* _Supplied data_:
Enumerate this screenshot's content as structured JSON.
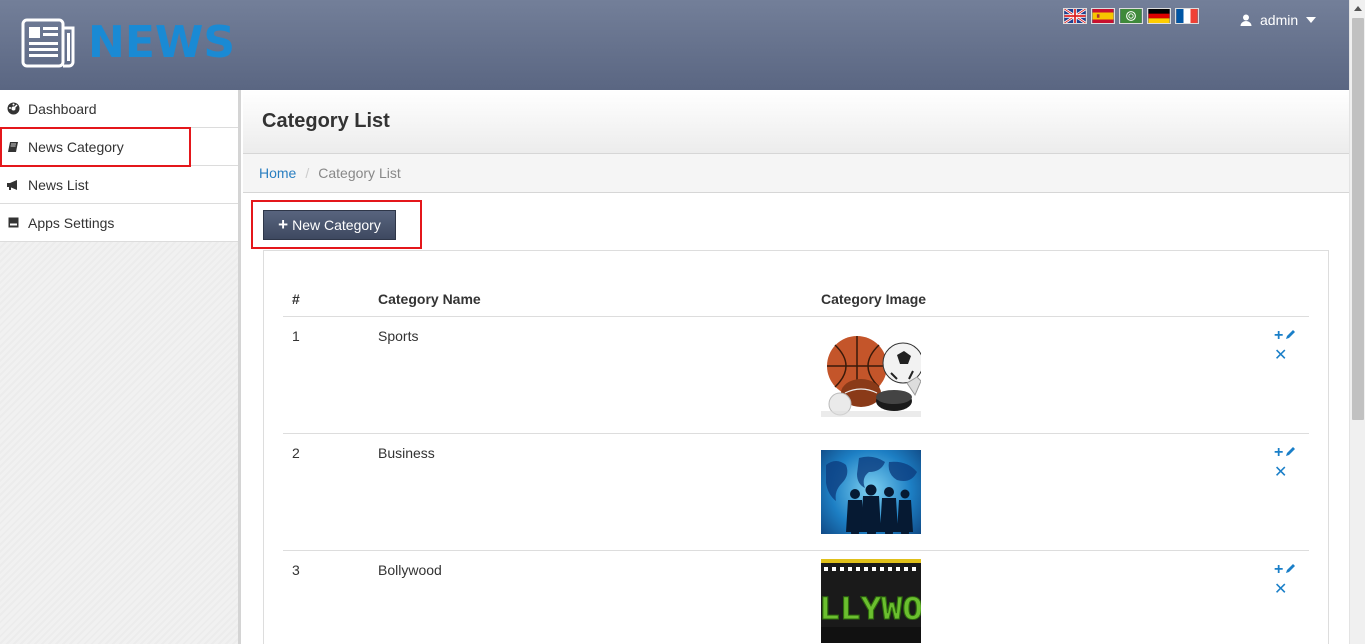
{
  "header": {
    "logo_text": "NEWS",
    "flags": [
      "uk-flag-icon",
      "spain-flag-icon",
      "arabic-flag-icon",
      "germany-flag-icon",
      "france-flag-icon"
    ],
    "user_label": "admin"
  },
  "sidebar": {
    "items": [
      {
        "label": "Dashboard",
        "icon": "dashboard-icon"
      },
      {
        "label": "News Category",
        "icon": "book-icon"
      },
      {
        "label": "News List",
        "icon": "bullhorn-icon"
      },
      {
        "label": "Apps Settings",
        "icon": "hdd-icon"
      }
    ]
  },
  "page": {
    "title": "Category List",
    "breadcrumb": {
      "home": "Home",
      "separator": "/",
      "current": "Category List"
    },
    "new_button": "New Category"
  },
  "table": {
    "columns": [
      "#",
      "Category Name",
      "Category Image"
    ],
    "rows": [
      {
        "num": "1",
        "name": "Sports",
        "image": "sports-balls-image"
      },
      {
        "num": "2",
        "name": "Business",
        "image": "business-world-image"
      },
      {
        "num": "3",
        "name": "Bollywood",
        "image": "bollywood-image",
        "image_text": "LLYWO"
      }
    ]
  },
  "colors": {
    "topbar": "#636f8c",
    "logo": "#1a8ad4",
    "accent_link": "#2a7fc1",
    "highlight_box": "#e4171b",
    "button": "#4b5670"
  }
}
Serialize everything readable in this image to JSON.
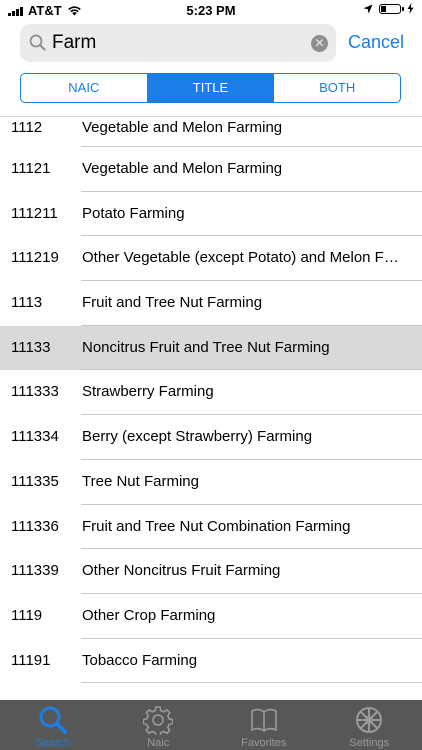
{
  "status_bar": {
    "carrier": "AT&T",
    "time": "5:23 PM"
  },
  "search": {
    "query": "Farm",
    "cancel_label": "Cancel"
  },
  "segments": [
    {
      "label": "NAIC",
      "active": false
    },
    {
      "label": "TITLE",
      "active": true
    },
    {
      "label": "BOTH",
      "active": false
    }
  ],
  "rows": [
    {
      "code": "1112",
      "title": "Vegetable and Melon Farming"
    },
    {
      "code": "11121",
      "title": "Vegetable and Melon Farming"
    },
    {
      "code": "111211",
      "title": "Potato Farming"
    },
    {
      "code": "111219",
      "title": "Other Vegetable (except Potato) and Melon F…"
    },
    {
      "code": "1113",
      "title": "Fruit and Tree Nut Farming"
    },
    {
      "code": "11133",
      "title": "Noncitrus Fruit and Tree Nut Farming",
      "selected": true
    },
    {
      "code": "111333",
      "title": "Strawberry Farming"
    },
    {
      "code": "111334",
      "title": "Berry (except Strawberry) Farming"
    },
    {
      "code": "111335",
      "title": "Tree Nut Farming"
    },
    {
      "code": "111336",
      "title": "Fruit and Tree Nut Combination Farming"
    },
    {
      "code": "111339",
      "title": "Other Noncitrus Fruit Farming"
    },
    {
      "code": "1119",
      "title": "Other Crop Farming"
    },
    {
      "code": "11191",
      "title": "Tobacco Farming"
    }
  ],
  "tabs": [
    {
      "label": "Search",
      "icon": "search-icon",
      "active": true
    },
    {
      "label": "Naic",
      "icon": "gear-icon",
      "active": false
    },
    {
      "label": "Favorites",
      "icon": "book-icon",
      "active": false
    },
    {
      "label": "Settings",
      "icon": "wheel-icon",
      "active": false
    }
  ],
  "colors": {
    "accent": "#1a7ee6",
    "tab_bar": "#575757",
    "selected_row": "#d9d9d9"
  }
}
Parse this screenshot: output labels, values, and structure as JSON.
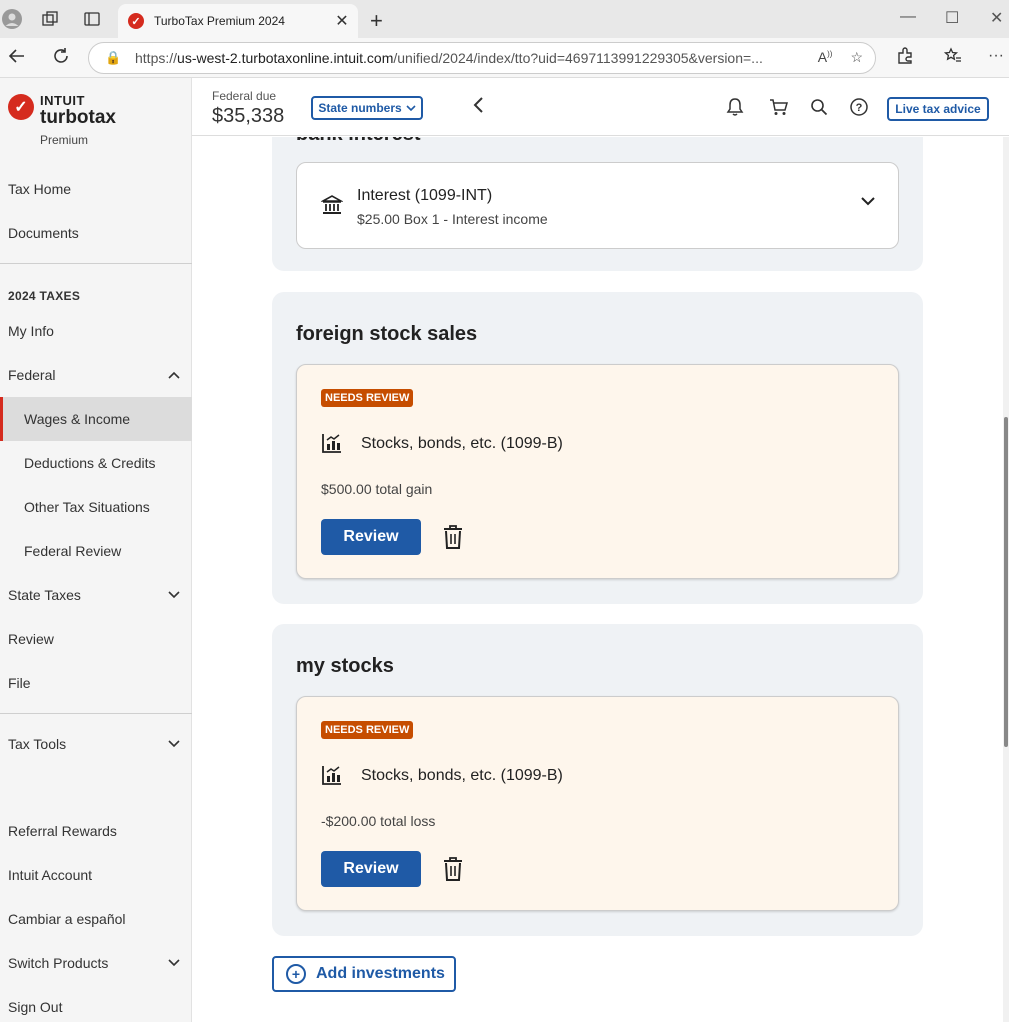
{
  "browser": {
    "tab_title": "TurboTax Premium 2024",
    "url_prefix": "https://",
    "url_host": "us-west-2.turbotaxonline.intuit.com",
    "url_path": "/unified/2024/index/tto?uid=4697113991229305&version=..."
  },
  "logo": {
    "intuit": "INTUIT",
    "turbotax": "turbotax",
    "edition": "Premium"
  },
  "sidebar": {
    "items_top": [
      "Tax Home",
      "Documents"
    ],
    "section_label": "2024 TAXES",
    "my_info": "My Info",
    "federal": "Federal",
    "federal_sub": [
      "Wages & Income",
      "Deductions & Credits",
      "Other Tax Situations",
      "Federal Review"
    ],
    "state_taxes": "State Taxes",
    "review": "Review",
    "file": "File",
    "tax_tools": "Tax Tools",
    "bottom": [
      "Referral Rewards",
      "Intuit Account",
      "Cambiar a español",
      "Switch Products",
      "Sign Out"
    ]
  },
  "header": {
    "federal_due_label": "Federal due",
    "federal_due_amount": "$35,338",
    "state_numbers": "State numbers",
    "live_tax_advice": "Live tax advice"
  },
  "groups": [
    {
      "title": "bank interest",
      "card": {
        "title": "Interest (1099-INT)",
        "subtitle": "$25.00 Box 1 - Interest income"
      }
    },
    {
      "title": "foreign stock sales",
      "card": {
        "badge": "NEEDS REVIEW",
        "title": "Stocks, bonds, etc. (1099-B)",
        "subtitle": "$500.00 total gain",
        "button": "Review"
      }
    },
    {
      "title": "my stocks",
      "card": {
        "badge": "NEEDS REVIEW",
        "title": "Stocks, bonds, etc. (1099-B)",
        "subtitle": "-$200.00 total loss",
        "button": "Review"
      }
    }
  ],
  "add_investments": "Add investments",
  "colors": {
    "brand_red": "#d52b1e",
    "action_blue": "#1f5aa6",
    "badge_orange": "#c64d00",
    "review_card_bg": "#fef6ec",
    "group_bg": "#eff2f5"
  }
}
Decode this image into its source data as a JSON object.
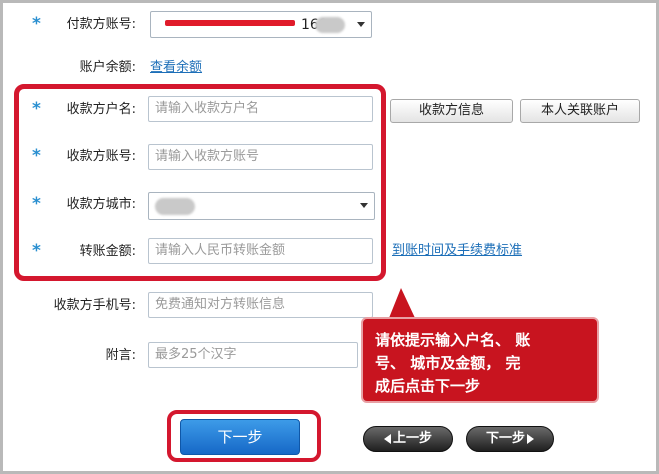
{
  "form": {
    "payer_account": {
      "star": "*",
      "label": "付款方账号:",
      "value_suffix": "169"
    },
    "balance": {
      "label": "账户余额:",
      "link": "查看余额"
    },
    "payee_name": {
      "star": "*",
      "label": "收款方户名:",
      "placeholder": "请输入收款方户名"
    },
    "payee_account": {
      "star": "*",
      "label": "收款方账号:",
      "placeholder": "请输入收款方账号"
    },
    "payee_city": {
      "star": "*",
      "label": "收款方城市:"
    },
    "amount": {
      "star": "*",
      "label": "转账金额:",
      "placeholder": "请输入人民币转账金额",
      "link": "到账时间及手续费标准"
    },
    "payee_phone": {
      "label": "收款方手机号:",
      "placeholder": "免费通知对方转账信息"
    },
    "memo": {
      "label": "附言:",
      "placeholder": "最多25个汉字"
    }
  },
  "buttons": {
    "payee_info": "收款方信息",
    "linked_accounts": "本人关联账户",
    "next_main": "下一步",
    "prev": "上一步",
    "next": "下一步"
  },
  "callout": {
    "line1": "请依提示输入户名、 账",
    "line2": "号、 城市及金额， 完",
    "line3": "成后点击下一步"
  },
  "colors": {
    "highlight_red": "#d4172e",
    "link_blue": "#1d6fb8",
    "star_blue": "#2a8fd0",
    "callout_red": "#c8141f",
    "primary_button_blue": "#1f78d1"
  },
  "icons": {
    "required_marker": "asterisk",
    "dropdown": "chevron-down-icon",
    "prev_arrow": "arrow-left-icon",
    "next_arrow": "arrow-right-icon"
  }
}
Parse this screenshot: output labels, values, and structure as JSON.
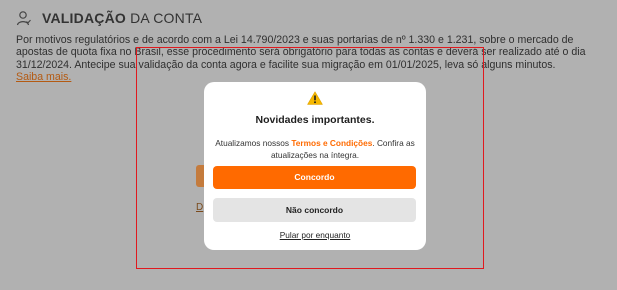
{
  "header": {
    "title_bold": "VALIDAÇÃO",
    "title_rest": " DA CONTA"
  },
  "description": {
    "text": "Por motivos regulatórios e de acordo com a Lei 14.790/2023 e suas portarias de nº 1.330 e 1.231, sobre o mercado de apostas de quota fixa no Brasil, esse procedimento será obrigatório para todas as contas e deverá ser realizado até o dia 31/12/2024. Antecipe sua validação da conta agora e facilite sua migração em 01/01/2025, leva só alguns minutos.",
    "link": "Saiba mais."
  },
  "background_fragments": {
    "link_fragment": "D"
  },
  "modal": {
    "icon": "warning-icon",
    "title": "Novidades importantes.",
    "text_before": "Atualizamos nossos ",
    "text_highlight": "Termos e Condições",
    "text_after": ". Confira as atualizações na íntegra.",
    "agree_label": "Concordo",
    "disagree_label": "Não concordo",
    "skip_label": "Pular por enquanto"
  },
  "colors": {
    "accent": "#ff6a00",
    "overlay_bg": "#b1b1b1",
    "highlight_frame": "#e0191e"
  }
}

* _What you need to do_:
Report only how many lines in the entries contain "Other".

* _Solution below_:
4